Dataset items
........

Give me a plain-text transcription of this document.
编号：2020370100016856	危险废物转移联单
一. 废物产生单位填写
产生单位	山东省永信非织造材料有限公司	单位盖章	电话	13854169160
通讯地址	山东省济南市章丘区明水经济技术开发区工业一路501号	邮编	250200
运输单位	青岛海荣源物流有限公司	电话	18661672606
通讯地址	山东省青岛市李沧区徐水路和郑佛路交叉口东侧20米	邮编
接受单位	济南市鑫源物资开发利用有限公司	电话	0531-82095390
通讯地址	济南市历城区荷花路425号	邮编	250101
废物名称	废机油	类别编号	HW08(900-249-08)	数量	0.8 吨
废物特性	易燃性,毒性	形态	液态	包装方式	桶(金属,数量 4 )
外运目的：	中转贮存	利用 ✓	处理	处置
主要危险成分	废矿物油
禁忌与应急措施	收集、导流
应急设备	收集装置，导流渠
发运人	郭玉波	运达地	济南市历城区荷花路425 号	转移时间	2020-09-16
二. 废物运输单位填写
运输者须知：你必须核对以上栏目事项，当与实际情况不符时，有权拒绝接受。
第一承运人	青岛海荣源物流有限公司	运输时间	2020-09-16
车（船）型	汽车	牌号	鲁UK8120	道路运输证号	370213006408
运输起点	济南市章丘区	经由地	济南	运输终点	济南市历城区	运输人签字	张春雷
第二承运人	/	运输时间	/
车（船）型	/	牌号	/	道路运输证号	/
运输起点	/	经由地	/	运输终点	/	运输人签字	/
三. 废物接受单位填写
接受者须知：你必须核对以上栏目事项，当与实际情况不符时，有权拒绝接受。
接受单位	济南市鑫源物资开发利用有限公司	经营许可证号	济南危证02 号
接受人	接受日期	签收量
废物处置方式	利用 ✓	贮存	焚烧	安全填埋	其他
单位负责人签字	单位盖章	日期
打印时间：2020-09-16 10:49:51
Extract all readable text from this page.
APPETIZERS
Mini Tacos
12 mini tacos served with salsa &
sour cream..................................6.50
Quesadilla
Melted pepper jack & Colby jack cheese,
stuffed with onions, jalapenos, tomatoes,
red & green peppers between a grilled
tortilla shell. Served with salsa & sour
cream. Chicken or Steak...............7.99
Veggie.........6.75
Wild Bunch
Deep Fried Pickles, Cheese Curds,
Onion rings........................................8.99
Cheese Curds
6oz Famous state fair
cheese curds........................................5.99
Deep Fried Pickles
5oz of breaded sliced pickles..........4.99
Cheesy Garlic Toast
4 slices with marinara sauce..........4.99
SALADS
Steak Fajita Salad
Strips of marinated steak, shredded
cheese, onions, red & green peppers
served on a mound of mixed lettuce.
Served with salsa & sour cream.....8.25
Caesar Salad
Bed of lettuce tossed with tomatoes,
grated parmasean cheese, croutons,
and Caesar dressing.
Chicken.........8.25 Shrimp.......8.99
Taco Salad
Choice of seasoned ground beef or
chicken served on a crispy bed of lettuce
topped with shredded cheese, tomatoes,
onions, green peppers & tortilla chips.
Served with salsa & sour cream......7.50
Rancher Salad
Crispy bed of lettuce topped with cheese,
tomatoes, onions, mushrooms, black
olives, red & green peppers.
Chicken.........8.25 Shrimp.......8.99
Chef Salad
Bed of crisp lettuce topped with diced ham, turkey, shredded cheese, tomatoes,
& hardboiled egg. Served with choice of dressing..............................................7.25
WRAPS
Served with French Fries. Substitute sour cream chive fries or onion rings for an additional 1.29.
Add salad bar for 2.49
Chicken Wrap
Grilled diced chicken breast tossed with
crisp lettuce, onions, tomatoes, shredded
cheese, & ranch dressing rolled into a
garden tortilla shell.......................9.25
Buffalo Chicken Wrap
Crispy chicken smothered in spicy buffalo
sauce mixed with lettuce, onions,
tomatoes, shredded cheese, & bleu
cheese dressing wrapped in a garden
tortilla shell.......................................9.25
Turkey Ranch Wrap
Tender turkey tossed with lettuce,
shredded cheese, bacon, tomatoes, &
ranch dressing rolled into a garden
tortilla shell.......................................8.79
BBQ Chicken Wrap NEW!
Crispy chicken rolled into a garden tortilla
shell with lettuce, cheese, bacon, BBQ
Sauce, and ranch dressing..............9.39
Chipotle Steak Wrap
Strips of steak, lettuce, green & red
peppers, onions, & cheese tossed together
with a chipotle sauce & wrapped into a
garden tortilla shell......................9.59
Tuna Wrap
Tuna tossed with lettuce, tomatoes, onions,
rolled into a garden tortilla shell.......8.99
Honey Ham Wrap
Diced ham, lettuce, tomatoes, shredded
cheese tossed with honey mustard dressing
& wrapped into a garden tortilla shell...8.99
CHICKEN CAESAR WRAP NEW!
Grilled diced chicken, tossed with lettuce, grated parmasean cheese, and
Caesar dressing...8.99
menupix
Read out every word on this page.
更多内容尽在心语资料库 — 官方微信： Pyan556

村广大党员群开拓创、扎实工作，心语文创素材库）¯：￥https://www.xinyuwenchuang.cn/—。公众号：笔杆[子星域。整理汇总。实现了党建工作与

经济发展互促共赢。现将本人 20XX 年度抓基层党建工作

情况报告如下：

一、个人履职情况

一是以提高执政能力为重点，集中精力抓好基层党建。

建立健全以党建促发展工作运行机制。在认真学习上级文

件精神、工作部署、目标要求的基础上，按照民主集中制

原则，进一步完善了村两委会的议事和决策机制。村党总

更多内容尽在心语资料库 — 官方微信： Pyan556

........

**Exercise objective**
Restate the listing in full, word for word.

**Result**
Give me a plain-text transcription of this document.
编号：2020370100016856	危险废物转移联单
一. 废物产生单位填写
产生单位	山东省永信非织造材料有限公司	单位盖章	电话	13854169160
通讯地址	山东省济南市章丘区明水经济技术开发区工业一路501号	邮编	250200
运输单位	青岛海荣源物流有限公司	电话	18661672606
通讯地址	山东省青岛市李沧区徐水路和郑佛路交叉口东侧20米	邮编
接受单位	济南市鑫源物资开发利用有限公司	电话	0531-82095390
通讯地址	济南市历城区荷花路425号	邮编	250101
废物名称	废机油	类别编号	HW08(900-249-08)	数量	0.8 吨
废物特性	易燃性,毒性	形态	液态	包装方式	桶(金属,数量 4 )
外运目的：	中转贮存	利用 ✓	处理	处置
主要危险成分	废矿物油
禁忌与应急措施	收集、导流
应急设备	收集装置，导流渠
发运人	郭玉波	运达地	济南市历城区荷花路425 号	转移时间	2020-09-16
二. 废物运输单位填写
运输者须知：你必须核对以上栏目事项，当与实际情况不符时，有权拒绝接受。
第一承运人	青岛海荣源物流有限公司	运输时间	2020-09-16
车（船）型	汽车	牌号	鲁UK8120	道路运输证号	370213006408
运输起点	济南市章丘区	经由地	济南	运输终点	济南市历城区	运输人签字	张春雷
第二承运人	/	运输时间	/
车（船）型	/	牌号	/	道路运输证号	/
运输起点	/	经由地	/	运输终点	/	运输人签字	/
三. 废物接受单位填写
接受者须知：你必须核对以上栏目事项，当与实际情况不符时，有权拒绝接受。
接受单位	济南市鑫源物资开发利用有限公司	经营许可证号	济南危证02 号
接受人	接受日期	签收量
废物处置方式	利用 ✓	贮存	焚烧	安全填埋	其他
单位负责人签字	单位盖章	日期
打印时间：2020-09-16 10:49:51
Extract all readable text from this page.
APPETIZERS
Mini Tacos
12 mini tacos served with salsa &
sour cream..................................6.50
Quesadilla
Melted pepper jack & Colby jack cheese,
stuffed with onions, jalapenos, tomatoes,
red & green peppers between a grilled
tortilla shell. Served with salsa & sour
cream. Chicken or Steak...............7.99
Veggie.........6.75
Wild Bunch
Deep Fried Pickles, Cheese Curds,
Onion rings........................................8.99
Cheese Curds
6oz Famous state fair
cheese curds........................................5.99
Deep Fried Pickles
5oz of breaded sliced pickles..........4.99
Cheesy Garlic Toast
4 slices with marinara sauce..........4.99
SALADS
Steak Fajita Salad
Strips of marinated steak, shredded
cheese, onions, red & green peppers
served on a mound of mixed lettuce.
Served with salsa & sour cream.....8.25
Caesar Salad
Bed of lettuce tossed with tomatoes,
grated parmasean cheese, croutons,
and Caesar dressing.
Chicken.........8.25 Shrimp.......8.99
Taco Salad
Choice of seasoned ground beef or
chicken served on a crispy bed of lettuce
topped with shredded cheese, tomatoes,
onions, green peppers & tortilla chips.
Served with salsa & sour cream......7.50
Rancher Salad
Crispy bed of lettuce topped with cheese,
tomatoes, onions, mushrooms, black
olives, red & green peppers.
Chicken.........8.25 Shrimp.......8.99
Chef Salad
Bed of crisp lettuce topped with diced ham, turkey, shredded cheese, tomatoes,
& hardboiled egg. Served with choice of dressing..............................................7.25
WRAPS
Served with French Fries. Substitute sour cream chive fries or onion rings for an additional 1.29.
Add salad bar for 2.49
Chicken Wrap
Grilled diced chicken breast tossed with
crisp lettuce, onions, tomatoes, shredded
cheese, & ranch dressing rolled into a
garden tortilla shell.......................9.25
Buffalo Chicken Wrap
Crispy chicken smothered in spicy buffalo
sauce mixed with lettuce, onions,
tomatoes, shredded cheese, & bleu
cheese dressing wrapped in a garden
tortilla shell.......................................9.25
Turkey Ranch Wrap
Tender turkey tossed with lettuce,
shredded cheese, bacon, tomatoes, &
ranch dressing rolled into a garden
tortilla shell.......................................8.79
BBQ Chicken Wrap NEW!
Crispy chicken rolled into a garden tortilla
shell with lettuce, cheese, bacon, BBQ
Sauce, and ranch dressing..............9.39
Chipotle Steak Wrap
Strips of steak, lettuce, green & red
peppers, onions, & cheese tossed together
with a chipotle sauce & wrapped into a
garden tortilla shell......................9.59
Tuna Wrap
Tuna tossed with lettuce, tomatoes, onions,
rolled into a garden tortilla shell.......8.99
Honey Ham Wrap
Diced ham, lettuce, tomatoes, shredded
cheese tossed with honey mustard dressing
& wrapped into a garden tortilla shell...8.99
CHICKEN CAESAR WRAP NEW!
Grilled diced chicken, tossed with lettuce, grated parmasean cheese, and
Caesar dressing...8.99
menupix
Read out every word on this page.
更多内容尽在心语资料库 — 官方微信： Pyan556

村广大党员群开拓创、扎实工作，心语文创素材库）¯：￥https://www.xinyuwenchuang.cn/—。公众号：笔杆[子星域。整理汇总。实现了党建工作与

经济发展互促共赢。现将本人 20XX 年度抓基层党建工作

情况报告如下：

一、个人履职情况

一是以提高执政能力为重点，集中精力抓好基层党建。

建立健全以党建促发展工作运行机制。在认真学习上级文

件精神、工作部署、目标要求的基础上，按照民主集中制

原则，进一步完善了村两委会的议事和决策机制。村党总

更多内容尽在心语资料库 — 官方微信： Pyan556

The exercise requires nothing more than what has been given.